Print the entries verbatim, leaving out the images they contain.

(Records from a dataset)
%%

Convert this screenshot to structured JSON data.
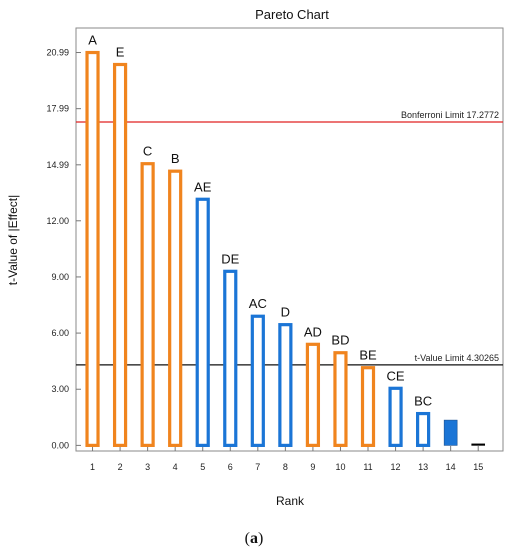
{
  "chart_data": {
    "type": "bar",
    "title": "Pareto Chart",
    "xlabel": "Rank",
    "ylabel": "t-Value of |Effect|",
    "caption_open": "(",
    "caption_letter": "a",
    "caption_close": ")",
    "ylim": [
      -0.3,
      22.3
    ],
    "xlim": [
      0.4,
      15.9
    ],
    "yticks": [
      0.0,
      3.0,
      6.0,
      9.0,
      12.0,
      14.99,
      17.99,
      20.99
    ],
    "ytick_labels": [
      "0.00",
      "3.00",
      "6.00",
      "9.00",
      "12.00",
      "14.99",
      "17.99",
      "20.99"
    ],
    "xticks": [
      1,
      2,
      3,
      4,
      5,
      6,
      7,
      8,
      9,
      10,
      11,
      12,
      13,
      14,
      15
    ],
    "xtick_labels": [
      "1",
      "2",
      "3",
      "4",
      "5",
      "6",
      "7",
      "8",
      "9",
      "10",
      "11",
      "12",
      "13",
      "14",
      "15"
    ],
    "colors": {
      "positive": "#F0841E",
      "negative": "#1B75D6",
      "bonferroni": "#E02020",
      "tlimit": "#111111"
    },
    "bars": [
      {
        "rank": 1,
        "label": "A",
        "value": 20.99,
        "sign": "positive",
        "style": "hollow"
      },
      {
        "rank": 2,
        "label": "E",
        "value": 20.35,
        "sign": "positive",
        "style": "hollow"
      },
      {
        "rank": 3,
        "label": "C",
        "value": 15.05,
        "sign": "positive",
        "style": "hollow"
      },
      {
        "rank": 4,
        "label": "B",
        "value": 14.65,
        "sign": "positive",
        "style": "hollow"
      },
      {
        "rank": 5,
        "label": "AE",
        "value": 13.15,
        "sign": "negative",
        "style": "hollow"
      },
      {
        "rank": 6,
        "label": "DE",
        "value": 9.3,
        "sign": "negative",
        "style": "hollow"
      },
      {
        "rank": 7,
        "label": "AC",
        "value": 6.9,
        "sign": "negative",
        "style": "hollow"
      },
      {
        "rank": 8,
        "label": "D",
        "value": 6.45,
        "sign": "negative",
        "style": "hollow"
      },
      {
        "rank": 9,
        "label": "AD",
        "value": 5.4,
        "sign": "positive",
        "style": "hollow"
      },
      {
        "rank": 10,
        "label": "BD",
        "value": 4.95,
        "sign": "positive",
        "style": "hollow"
      },
      {
        "rank": 11,
        "label": "BE",
        "value": 4.15,
        "sign": "positive",
        "style": "hollow"
      },
      {
        "rank": 12,
        "label": "CE",
        "value": 3.05,
        "sign": "negative",
        "style": "hollow"
      },
      {
        "rank": 13,
        "label": "BC",
        "value": 1.7,
        "sign": "negative",
        "style": "hollow"
      },
      {
        "rank": 14,
        "label": "",
        "value": 1.35,
        "sign": "negative",
        "style": "filled"
      },
      {
        "rank": 15,
        "label": "",
        "value": 0.05,
        "sign": "neutral",
        "style": "filled"
      }
    ],
    "reference_lines": [
      {
        "name": "bonferroni",
        "label": "Bonferroni Limit 17.2772",
        "value": 17.2772
      },
      {
        "name": "t-value",
        "label": "t-Value Limit 4.30265",
        "value": 4.30265
      }
    ],
    "grid": false,
    "legend": "none"
  }
}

%%

--- Reply to the task ---
Convert this screenshot to structured JSON data.
{
  "chart_data": {
    "type": "bar",
    "title": "Pareto Chart",
    "xlabel": "Rank",
    "ylabel": "t-Value of |Effect|",
    "caption_open": "(",
    "caption_letter": "a",
    "caption_close": ")",
    "ylim": [
      -0.3,
      22.3
    ],
    "xlim": [
      0.4,
      15.9
    ],
    "yticks": [
      0.0,
      3.0,
      6.0,
      9.0,
      12.0,
      14.99,
      17.99,
      20.99
    ],
    "ytick_labels": [
      "0.00",
      "3.00",
      "6.00",
      "9.00",
      "12.00",
      "14.99",
      "17.99",
      "20.99"
    ],
    "xticks": [
      1,
      2,
      3,
      4,
      5,
      6,
      7,
      8,
      9,
      10,
      11,
      12,
      13,
      14,
      15
    ],
    "xtick_labels": [
      "1",
      "2",
      "3",
      "4",
      "5",
      "6",
      "7",
      "8",
      "9",
      "10",
      "11",
      "12",
      "13",
      "14",
      "15"
    ],
    "colors": {
      "positive": "#F0841E",
      "negative": "#1B75D6",
      "bonferroni": "#E02020",
      "tlimit": "#111111"
    },
    "bars": [
      {
        "rank": 1,
        "label": "A",
        "value": 20.99,
        "sign": "positive",
        "style": "hollow"
      },
      {
        "rank": 2,
        "label": "E",
        "value": 20.35,
        "sign": "positive",
        "style": "hollow"
      },
      {
        "rank": 3,
        "label": "C",
        "value": 15.05,
        "sign": "positive",
        "style": "hollow"
      },
      {
        "rank": 4,
        "label": "B",
        "value": 14.65,
        "sign": "positive",
        "style": "hollow"
      },
      {
        "rank": 5,
        "label": "AE",
        "value": 13.15,
        "sign": "negative",
        "style": "hollow"
      },
      {
        "rank": 6,
        "label": "DE",
        "value": 9.3,
        "sign": "negative",
        "style": "hollow"
      },
      {
        "rank": 7,
        "label": "AC",
        "value": 6.9,
        "sign": "negative",
        "style": "hollow"
      },
      {
        "rank": 8,
        "label": "D",
        "value": 6.45,
        "sign": "negative",
        "style": "hollow"
      },
      {
        "rank": 9,
        "label": "AD",
        "value": 5.4,
        "sign": "positive",
        "style": "hollow"
      },
      {
        "rank": 10,
        "label": "BD",
        "value": 4.95,
        "sign": "positive",
        "style": "hollow"
      },
      {
        "rank": 11,
        "label": "BE",
        "value": 4.15,
        "sign": "positive",
        "style": "hollow"
      },
      {
        "rank": 12,
        "label": "CE",
        "value": 3.05,
        "sign": "negative",
        "style": "hollow"
      },
      {
        "rank": 13,
        "label": "BC",
        "value": 1.7,
        "sign": "negative",
        "style": "hollow"
      },
      {
        "rank": 14,
        "label": "",
        "value": 1.35,
        "sign": "negative",
        "style": "filled"
      },
      {
        "rank": 15,
        "label": "",
        "value": 0.05,
        "sign": "neutral",
        "style": "filled"
      }
    ],
    "reference_lines": [
      {
        "name": "bonferroni",
        "label": "Bonferroni Limit 17.2772",
        "value": 17.2772
      },
      {
        "name": "t-value",
        "label": "t-Value Limit 4.30265",
        "value": 4.30265
      }
    ],
    "grid": false,
    "legend": "none"
  }
}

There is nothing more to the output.